Element box records
= = =

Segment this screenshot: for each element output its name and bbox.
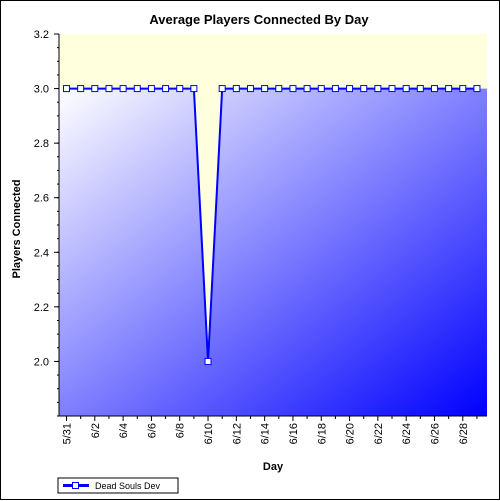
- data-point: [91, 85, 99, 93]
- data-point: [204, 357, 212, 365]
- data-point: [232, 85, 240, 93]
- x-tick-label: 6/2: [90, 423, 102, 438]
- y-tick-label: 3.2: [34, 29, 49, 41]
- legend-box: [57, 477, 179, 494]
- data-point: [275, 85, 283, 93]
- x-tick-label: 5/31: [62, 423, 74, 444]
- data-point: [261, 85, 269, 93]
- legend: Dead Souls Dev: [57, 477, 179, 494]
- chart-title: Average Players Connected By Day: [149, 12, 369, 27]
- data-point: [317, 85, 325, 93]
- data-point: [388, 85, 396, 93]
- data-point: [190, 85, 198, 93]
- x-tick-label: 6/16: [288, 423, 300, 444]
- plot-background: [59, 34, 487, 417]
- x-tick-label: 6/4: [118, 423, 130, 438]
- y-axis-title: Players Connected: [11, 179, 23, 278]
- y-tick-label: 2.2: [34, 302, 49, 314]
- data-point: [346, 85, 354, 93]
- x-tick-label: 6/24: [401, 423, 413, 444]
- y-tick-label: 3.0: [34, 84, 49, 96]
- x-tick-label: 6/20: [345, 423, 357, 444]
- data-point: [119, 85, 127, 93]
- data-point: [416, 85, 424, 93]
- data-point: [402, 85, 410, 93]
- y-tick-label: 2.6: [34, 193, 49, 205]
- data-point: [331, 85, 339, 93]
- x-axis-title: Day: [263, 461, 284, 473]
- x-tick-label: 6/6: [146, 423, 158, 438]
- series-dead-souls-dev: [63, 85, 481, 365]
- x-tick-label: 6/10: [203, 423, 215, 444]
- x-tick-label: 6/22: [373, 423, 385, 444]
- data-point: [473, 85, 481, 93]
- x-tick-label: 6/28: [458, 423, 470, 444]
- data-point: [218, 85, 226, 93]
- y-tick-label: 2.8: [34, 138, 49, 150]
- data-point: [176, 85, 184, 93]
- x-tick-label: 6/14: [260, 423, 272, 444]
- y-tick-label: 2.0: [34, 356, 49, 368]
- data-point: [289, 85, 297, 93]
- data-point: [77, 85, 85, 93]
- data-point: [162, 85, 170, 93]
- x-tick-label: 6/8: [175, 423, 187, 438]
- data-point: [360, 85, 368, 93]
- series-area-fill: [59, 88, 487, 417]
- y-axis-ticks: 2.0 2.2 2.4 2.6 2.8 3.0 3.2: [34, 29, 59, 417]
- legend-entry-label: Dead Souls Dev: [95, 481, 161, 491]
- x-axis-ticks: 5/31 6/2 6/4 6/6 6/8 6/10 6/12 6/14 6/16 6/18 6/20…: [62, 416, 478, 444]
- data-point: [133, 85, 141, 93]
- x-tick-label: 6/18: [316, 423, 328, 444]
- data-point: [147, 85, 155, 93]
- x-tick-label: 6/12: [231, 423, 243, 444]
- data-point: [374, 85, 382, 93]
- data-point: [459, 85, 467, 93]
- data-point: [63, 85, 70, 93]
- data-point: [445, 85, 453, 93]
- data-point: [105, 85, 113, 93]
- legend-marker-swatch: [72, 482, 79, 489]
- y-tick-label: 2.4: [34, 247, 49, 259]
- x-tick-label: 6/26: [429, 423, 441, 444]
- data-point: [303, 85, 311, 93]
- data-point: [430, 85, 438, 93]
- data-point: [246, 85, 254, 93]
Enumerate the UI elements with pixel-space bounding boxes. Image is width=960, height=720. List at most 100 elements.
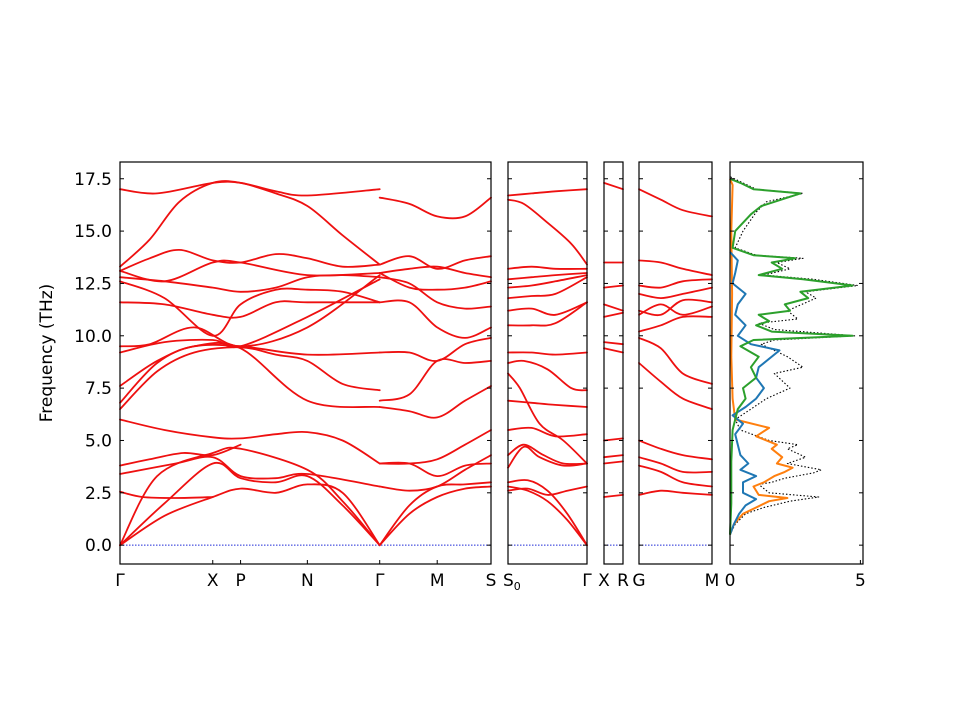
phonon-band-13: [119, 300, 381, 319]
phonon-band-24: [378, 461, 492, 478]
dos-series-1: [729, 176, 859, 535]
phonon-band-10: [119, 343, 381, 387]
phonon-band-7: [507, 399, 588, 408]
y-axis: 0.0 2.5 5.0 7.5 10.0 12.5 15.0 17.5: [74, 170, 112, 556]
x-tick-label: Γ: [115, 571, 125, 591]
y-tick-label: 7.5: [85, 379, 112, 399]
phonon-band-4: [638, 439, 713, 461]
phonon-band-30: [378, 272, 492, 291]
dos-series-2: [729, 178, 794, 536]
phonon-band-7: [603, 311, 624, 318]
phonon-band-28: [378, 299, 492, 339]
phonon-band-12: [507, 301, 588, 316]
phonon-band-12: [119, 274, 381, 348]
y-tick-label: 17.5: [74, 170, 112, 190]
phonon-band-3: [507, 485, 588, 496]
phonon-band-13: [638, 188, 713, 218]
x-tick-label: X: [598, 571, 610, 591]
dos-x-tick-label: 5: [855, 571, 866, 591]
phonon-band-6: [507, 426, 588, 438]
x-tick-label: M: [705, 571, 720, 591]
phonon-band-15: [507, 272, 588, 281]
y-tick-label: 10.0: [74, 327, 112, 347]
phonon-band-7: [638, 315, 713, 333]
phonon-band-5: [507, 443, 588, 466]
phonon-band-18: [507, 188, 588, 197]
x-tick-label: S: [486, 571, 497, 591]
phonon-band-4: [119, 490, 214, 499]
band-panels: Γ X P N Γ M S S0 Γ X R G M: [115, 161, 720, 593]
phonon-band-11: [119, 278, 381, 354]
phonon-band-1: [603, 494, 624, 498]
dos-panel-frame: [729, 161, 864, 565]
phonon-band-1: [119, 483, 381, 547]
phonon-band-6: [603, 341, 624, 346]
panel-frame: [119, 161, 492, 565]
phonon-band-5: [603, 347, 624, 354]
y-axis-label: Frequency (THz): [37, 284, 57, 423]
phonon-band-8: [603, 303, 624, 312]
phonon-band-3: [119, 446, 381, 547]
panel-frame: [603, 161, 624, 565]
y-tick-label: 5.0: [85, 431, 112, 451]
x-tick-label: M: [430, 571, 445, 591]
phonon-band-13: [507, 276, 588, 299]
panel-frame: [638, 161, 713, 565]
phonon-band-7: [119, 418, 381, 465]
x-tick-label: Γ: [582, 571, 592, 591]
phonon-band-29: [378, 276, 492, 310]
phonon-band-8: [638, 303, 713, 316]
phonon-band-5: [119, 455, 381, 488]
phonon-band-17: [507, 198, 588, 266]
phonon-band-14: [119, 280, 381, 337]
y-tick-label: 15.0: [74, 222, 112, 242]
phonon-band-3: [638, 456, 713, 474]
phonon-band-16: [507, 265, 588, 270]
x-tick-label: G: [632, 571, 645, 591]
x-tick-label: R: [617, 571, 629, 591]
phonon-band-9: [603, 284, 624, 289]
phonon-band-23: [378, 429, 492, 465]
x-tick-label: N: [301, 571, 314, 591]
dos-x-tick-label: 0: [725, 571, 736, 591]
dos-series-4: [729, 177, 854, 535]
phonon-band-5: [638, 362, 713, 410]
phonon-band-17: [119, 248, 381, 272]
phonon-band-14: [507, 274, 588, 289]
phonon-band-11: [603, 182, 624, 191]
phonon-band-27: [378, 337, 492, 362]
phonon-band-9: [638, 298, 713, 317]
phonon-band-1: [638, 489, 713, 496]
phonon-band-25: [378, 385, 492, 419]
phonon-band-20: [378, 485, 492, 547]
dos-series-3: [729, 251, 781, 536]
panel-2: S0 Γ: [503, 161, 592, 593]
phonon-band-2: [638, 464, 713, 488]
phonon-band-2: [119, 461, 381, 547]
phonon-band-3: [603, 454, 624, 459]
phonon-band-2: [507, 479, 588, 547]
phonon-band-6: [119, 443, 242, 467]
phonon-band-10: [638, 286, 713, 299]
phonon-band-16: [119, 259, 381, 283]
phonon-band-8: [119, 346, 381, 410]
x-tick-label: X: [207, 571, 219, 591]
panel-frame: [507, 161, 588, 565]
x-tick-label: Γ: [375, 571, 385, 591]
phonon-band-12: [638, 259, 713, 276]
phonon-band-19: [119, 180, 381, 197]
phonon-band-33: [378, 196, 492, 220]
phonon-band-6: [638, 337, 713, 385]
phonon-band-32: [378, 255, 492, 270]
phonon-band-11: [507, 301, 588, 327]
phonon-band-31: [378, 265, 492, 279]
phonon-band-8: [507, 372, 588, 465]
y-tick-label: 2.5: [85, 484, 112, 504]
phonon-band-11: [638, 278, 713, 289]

= = =

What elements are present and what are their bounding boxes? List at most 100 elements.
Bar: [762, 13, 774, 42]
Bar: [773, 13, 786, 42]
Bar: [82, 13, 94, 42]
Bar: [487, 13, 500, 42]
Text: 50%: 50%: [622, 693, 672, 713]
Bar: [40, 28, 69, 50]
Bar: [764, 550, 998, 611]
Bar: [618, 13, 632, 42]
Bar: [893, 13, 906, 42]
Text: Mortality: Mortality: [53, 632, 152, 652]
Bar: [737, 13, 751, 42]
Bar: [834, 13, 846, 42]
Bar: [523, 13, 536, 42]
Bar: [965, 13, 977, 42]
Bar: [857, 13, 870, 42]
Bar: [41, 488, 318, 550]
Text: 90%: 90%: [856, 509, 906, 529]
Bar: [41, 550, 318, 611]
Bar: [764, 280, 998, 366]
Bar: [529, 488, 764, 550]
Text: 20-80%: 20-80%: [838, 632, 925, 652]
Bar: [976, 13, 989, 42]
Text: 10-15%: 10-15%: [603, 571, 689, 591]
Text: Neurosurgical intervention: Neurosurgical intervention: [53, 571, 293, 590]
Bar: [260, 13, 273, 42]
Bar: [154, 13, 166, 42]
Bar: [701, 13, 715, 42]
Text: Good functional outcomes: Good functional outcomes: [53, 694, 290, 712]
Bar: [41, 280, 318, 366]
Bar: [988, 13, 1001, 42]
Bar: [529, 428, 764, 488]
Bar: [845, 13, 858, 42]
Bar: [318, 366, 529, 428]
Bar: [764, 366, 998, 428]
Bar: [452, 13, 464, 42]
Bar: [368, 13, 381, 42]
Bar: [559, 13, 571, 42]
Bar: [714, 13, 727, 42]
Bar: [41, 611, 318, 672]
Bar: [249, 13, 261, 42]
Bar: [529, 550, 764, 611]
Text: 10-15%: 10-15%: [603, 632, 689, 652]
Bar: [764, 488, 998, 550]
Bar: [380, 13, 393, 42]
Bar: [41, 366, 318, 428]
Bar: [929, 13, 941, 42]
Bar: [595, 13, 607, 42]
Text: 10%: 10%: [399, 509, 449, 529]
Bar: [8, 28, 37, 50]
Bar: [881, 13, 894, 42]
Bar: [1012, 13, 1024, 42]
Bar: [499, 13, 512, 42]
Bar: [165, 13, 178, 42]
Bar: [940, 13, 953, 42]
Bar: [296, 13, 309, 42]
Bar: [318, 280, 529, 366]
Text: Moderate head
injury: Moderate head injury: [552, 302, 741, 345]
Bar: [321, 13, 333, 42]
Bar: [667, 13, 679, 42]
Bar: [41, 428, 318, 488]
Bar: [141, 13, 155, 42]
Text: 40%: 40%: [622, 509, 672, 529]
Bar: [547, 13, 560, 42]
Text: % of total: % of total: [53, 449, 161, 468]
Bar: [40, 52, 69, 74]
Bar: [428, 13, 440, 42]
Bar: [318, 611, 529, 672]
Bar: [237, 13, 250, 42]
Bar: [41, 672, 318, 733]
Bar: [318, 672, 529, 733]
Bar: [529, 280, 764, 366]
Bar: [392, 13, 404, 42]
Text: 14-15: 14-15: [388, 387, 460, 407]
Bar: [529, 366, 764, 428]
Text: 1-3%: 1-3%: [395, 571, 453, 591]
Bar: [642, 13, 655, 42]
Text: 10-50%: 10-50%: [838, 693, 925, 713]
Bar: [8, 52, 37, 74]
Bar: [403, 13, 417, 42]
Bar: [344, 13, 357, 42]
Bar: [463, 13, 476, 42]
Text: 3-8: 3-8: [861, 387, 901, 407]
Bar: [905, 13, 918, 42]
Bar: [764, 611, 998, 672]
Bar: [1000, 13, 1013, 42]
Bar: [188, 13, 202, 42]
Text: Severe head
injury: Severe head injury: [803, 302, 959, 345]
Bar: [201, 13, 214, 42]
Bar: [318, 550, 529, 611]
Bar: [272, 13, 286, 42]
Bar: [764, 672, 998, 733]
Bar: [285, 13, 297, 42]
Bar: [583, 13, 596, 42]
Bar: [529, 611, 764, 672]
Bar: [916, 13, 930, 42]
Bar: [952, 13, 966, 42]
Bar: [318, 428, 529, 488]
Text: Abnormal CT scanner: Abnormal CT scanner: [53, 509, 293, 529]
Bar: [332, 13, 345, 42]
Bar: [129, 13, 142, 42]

= = =

**Short task**
Reproduce, character for character, the lines of the data from the line holding "What elements are" through the line holding "Bar: [893, 13, 906, 42]", both included.

**Full solution**
What elements are present and what are their bounding boxes? List at most 100 elements.
Bar: [762, 13, 774, 42]
Bar: [773, 13, 786, 42]
Bar: [82, 13, 94, 42]
Bar: [487, 13, 500, 42]
Text: 50%: 50%: [622, 693, 672, 713]
Bar: [40, 28, 69, 50]
Bar: [764, 550, 998, 611]
Bar: [618, 13, 632, 42]
Bar: [893, 13, 906, 42]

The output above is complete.